I'd like every line from the material below that has "containing" in it.
+ + + + + + +
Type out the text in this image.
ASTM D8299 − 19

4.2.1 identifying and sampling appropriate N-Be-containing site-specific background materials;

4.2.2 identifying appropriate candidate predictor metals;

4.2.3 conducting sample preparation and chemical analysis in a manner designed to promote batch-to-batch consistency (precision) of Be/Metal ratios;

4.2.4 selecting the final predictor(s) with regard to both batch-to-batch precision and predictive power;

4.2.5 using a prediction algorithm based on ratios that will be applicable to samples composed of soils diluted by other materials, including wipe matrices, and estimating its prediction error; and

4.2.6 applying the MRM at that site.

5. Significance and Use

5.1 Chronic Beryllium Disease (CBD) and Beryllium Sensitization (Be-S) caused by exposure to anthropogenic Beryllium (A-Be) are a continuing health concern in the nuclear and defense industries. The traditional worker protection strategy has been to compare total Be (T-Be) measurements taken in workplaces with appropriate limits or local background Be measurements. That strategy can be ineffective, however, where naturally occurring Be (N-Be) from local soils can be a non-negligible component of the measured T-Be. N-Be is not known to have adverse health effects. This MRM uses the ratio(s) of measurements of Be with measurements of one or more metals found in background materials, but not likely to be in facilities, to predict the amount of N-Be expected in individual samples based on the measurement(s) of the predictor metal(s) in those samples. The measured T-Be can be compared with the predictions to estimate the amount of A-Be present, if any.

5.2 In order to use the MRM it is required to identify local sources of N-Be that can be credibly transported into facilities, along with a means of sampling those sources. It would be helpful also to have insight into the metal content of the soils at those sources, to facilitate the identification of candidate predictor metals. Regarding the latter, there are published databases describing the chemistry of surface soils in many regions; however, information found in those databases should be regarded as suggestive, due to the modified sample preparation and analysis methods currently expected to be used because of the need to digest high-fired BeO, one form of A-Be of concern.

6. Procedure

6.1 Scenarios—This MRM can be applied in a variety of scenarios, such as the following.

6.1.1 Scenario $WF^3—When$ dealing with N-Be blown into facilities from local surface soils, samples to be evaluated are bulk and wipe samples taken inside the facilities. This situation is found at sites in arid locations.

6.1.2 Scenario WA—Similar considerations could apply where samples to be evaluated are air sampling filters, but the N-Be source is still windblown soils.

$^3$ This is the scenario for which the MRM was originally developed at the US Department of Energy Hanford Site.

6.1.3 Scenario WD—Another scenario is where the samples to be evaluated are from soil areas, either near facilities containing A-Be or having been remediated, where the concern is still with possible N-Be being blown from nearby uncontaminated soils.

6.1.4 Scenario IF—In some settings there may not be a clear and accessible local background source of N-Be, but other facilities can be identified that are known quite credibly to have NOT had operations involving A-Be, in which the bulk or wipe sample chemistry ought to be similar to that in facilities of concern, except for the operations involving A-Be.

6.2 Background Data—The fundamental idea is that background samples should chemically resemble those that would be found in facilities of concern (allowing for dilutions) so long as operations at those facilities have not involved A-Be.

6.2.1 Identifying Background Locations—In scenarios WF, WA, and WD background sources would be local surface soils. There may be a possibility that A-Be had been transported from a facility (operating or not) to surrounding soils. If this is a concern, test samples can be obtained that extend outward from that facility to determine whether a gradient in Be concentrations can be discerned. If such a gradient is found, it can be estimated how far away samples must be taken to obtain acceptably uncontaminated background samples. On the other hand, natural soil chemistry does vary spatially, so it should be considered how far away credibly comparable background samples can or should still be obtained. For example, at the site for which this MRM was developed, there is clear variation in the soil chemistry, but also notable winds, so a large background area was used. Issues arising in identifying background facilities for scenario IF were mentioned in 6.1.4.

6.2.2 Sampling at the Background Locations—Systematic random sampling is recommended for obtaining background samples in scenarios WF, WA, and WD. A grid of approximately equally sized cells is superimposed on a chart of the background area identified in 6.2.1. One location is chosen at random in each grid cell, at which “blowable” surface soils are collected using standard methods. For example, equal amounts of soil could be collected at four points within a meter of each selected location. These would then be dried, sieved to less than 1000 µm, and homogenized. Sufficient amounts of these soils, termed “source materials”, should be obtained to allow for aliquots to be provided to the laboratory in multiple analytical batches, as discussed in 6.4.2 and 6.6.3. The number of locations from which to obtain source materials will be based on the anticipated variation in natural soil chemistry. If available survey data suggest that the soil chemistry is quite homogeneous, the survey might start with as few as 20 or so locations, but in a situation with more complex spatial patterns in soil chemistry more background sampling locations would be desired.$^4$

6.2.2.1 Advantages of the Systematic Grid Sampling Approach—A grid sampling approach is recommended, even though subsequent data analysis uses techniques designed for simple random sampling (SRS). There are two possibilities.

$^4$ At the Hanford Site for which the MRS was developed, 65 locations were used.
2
+ + + + + + +
*YOUR RESPONSE*.
4.2.1 identifying and sampling appropriate N-Be-containing site-specific background materials;
6.1.3 Scenario WD—Another scenario is where the samples to be evaluated are from soil areas, either near facilities containing A-Be or having been remediated, where the concern is still with possible N-Be being blown from nearby uncontaminated soils.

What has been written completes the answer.